Le Président Mitterrand, en vieux renard politique, sentant le vent tourné sous la pression de la multiplication des manifestations de protestations et de revendications de la fin du système des partis uniques, conduites par les syndicats et les étudiants soutenus par les populations, et qui partout en Afrique, jalonnaient son "pré-carré", décida de subordonner désormais la poursuite de la coopération française avec ces Etats, à la mise en place en leur sein, d'une politique de "bonne gouvernance" que devraient conduire dorénavant leurs dirigeants, et il fît cette annonce à l'occasion du 16e sommet des chefs d'Etat de France et d'Afrique, organisé le 20 juin 1990 à la Baule en Normandie, que les "experts en analyse politique", considèrent depuis comme l'acte de naissance de la démocratie dans le pré-carré français en Afrique.

Cependant, malgré cette opération de "toilettage démocratique" imposée à ces valets africains dans le but de leur éviter la déchéance de pouvoir à laquelle ils étaient promis face à la colère des peuples au Niger, au Mali, au Bénin, au Togo, au Cameroun, au Gabon et ailleurs sur le continent, la France ne cessa jamais d'interférer au gré de ses intérêts dans le processus de démocratisation en cours en Afrique, instaurant ou soutenant ici un dictateur, détrônant là via un coup d'Etat ou un assassinat tel dirigeant gênant, peu docile ou nationaliste, validant ou invalidant là ou bon lui semble tel scrutin électoral pour favoriser un camp sur un autre, toujours en vertu de la défense de ses intérêts à préserver, au détriment des droits de l'homme, de la liberté des peuples et des principes de la démocratie sacrifiés sur l'autel de l'impérialisme français.

* * * * * * * * *

#### Consigne:
Prolongez le texte sur la politique de la France en Afrique en partant de sa dernière phrase.

#### Extrait de données:
* * * * * * * * *

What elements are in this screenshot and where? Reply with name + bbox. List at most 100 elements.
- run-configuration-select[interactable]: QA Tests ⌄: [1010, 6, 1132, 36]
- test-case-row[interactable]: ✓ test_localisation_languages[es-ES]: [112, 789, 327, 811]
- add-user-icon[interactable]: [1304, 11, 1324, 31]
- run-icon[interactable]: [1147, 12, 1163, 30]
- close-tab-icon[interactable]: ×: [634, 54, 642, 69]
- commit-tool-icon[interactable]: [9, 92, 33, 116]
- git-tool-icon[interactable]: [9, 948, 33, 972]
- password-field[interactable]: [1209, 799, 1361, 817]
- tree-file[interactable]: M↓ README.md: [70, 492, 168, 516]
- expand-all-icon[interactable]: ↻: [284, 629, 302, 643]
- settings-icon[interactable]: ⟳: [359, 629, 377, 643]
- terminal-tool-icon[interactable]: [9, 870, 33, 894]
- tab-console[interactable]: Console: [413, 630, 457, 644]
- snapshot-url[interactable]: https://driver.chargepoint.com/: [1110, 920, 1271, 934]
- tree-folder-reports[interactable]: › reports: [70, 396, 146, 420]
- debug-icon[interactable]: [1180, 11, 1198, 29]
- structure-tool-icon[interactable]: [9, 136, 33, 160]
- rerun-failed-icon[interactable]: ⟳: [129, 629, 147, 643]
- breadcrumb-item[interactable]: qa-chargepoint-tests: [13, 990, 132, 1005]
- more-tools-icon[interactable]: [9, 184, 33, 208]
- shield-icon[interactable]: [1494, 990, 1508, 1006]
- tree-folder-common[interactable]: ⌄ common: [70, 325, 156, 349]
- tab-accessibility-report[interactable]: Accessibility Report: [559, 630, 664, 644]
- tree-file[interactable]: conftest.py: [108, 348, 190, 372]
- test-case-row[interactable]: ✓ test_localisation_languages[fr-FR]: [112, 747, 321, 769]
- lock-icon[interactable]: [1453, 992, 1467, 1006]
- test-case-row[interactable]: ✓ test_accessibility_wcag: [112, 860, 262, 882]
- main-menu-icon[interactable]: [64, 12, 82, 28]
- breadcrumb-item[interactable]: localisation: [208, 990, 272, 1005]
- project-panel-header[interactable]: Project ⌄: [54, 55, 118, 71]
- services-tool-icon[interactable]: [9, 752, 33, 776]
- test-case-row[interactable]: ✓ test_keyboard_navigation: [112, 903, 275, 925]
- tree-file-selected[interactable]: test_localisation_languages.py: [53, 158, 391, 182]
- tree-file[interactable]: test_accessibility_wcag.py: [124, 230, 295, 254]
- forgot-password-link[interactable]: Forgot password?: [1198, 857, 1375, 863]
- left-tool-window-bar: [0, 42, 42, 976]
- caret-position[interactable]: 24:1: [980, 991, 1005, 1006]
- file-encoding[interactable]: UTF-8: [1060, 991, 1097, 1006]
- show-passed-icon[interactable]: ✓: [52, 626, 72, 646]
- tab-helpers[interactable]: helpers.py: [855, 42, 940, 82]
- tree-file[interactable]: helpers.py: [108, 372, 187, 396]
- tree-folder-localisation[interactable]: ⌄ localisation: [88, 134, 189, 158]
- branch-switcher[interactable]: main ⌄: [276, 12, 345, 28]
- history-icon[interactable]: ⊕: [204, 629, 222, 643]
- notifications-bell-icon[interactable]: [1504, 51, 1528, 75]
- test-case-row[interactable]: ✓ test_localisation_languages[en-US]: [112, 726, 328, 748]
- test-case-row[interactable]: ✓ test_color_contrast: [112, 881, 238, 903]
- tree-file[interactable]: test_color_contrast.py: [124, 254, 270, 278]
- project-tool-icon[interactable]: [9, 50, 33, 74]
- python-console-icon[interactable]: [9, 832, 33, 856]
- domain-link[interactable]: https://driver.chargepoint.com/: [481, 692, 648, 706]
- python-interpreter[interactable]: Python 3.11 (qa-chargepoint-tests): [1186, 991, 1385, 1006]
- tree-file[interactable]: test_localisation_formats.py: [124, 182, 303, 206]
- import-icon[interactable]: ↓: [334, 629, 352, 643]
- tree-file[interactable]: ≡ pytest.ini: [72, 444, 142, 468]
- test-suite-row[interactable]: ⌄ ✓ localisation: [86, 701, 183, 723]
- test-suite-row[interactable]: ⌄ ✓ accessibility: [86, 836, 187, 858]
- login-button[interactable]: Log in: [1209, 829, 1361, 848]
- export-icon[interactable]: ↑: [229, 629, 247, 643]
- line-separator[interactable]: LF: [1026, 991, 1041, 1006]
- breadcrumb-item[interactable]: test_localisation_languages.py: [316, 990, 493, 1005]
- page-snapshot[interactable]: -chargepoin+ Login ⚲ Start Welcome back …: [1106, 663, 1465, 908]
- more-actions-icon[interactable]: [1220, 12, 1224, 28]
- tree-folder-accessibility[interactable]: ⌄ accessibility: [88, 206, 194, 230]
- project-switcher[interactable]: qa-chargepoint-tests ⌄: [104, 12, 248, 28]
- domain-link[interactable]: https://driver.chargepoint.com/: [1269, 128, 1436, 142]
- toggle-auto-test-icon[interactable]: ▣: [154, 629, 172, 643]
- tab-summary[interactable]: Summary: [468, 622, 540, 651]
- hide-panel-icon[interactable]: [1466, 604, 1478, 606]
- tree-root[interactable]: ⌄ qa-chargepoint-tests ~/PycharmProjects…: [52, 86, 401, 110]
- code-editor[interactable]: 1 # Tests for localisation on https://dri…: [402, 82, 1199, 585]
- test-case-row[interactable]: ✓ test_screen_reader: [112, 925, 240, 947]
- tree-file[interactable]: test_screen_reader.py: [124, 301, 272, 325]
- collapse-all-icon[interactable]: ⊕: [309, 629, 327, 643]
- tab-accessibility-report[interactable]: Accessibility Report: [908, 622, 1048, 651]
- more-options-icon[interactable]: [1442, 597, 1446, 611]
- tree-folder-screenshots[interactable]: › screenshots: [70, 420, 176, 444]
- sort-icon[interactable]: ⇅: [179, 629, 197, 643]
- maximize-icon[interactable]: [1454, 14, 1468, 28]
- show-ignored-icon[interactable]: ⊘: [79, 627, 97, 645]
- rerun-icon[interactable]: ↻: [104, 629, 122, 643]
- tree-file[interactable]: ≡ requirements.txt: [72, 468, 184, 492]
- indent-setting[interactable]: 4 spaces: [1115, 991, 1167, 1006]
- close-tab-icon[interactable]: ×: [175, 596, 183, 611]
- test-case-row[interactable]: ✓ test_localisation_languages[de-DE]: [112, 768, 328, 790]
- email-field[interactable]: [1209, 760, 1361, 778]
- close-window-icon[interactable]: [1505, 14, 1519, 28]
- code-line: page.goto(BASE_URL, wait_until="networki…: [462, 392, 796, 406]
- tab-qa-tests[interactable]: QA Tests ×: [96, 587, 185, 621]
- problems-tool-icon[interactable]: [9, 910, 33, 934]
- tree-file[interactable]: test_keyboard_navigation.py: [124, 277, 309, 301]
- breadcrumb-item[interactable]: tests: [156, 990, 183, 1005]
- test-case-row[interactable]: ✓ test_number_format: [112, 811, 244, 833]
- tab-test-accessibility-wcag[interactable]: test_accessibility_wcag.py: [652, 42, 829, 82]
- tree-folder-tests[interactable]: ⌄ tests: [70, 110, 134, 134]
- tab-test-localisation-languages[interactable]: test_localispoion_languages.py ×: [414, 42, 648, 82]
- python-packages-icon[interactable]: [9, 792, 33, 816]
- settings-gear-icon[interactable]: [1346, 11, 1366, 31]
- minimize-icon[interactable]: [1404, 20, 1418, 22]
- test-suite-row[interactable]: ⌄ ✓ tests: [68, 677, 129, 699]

* * * * * * * * *

#### Votre réponse:
Si bien entendu, les dirigeants africains et leurs peuples ont leur part de responsabilité dans la faillite de leurs pays, l'ingérence française dans leurs affaires y a joué un rôle déterminant, et continue de fragiliser les tentatives courageuses des acteurs politiques et de la société civile qui malgré le contexte,essayent de préserver les maigres acquis de la démocratie obtenus après de longues et âpres luttes menées depuis le début de la décennie 90.

Les effets de cette ingérence sont visibles partout dans le pré-carré français en Afrique, de la Côte d'Ivoire au Mali, à la Centrafrique, au Gabon, au Togo, au Burkina, au Cameroun, au Tchad et particulièrement au Niger, où le président français, Emmanuel Macron, a délivré lors d'une visite en décembre 2017, un quitus au dictateur en place, Mahamadou Issoufou, en l'érigeant en "modèle pour la démocratie", malgré son bilan lourd pour les libertés individuelles, celles de l'opposition, des journalistes et des médias, des acteurs de la société civile, auquel s'ajoute celui tout aussi catastrophique de la corruption endémique qui a ruiné le pays et paralyser son fonctionnement comme l'a souligné le récent rapport de la Banque Mondiale sur la situation économique du pays, justifiant auprès de cette institution l'éternel rang de dernier de la classe de notre pays au classement mondial des nations à l'IDH (Indice de Développement Humain) du PNUD.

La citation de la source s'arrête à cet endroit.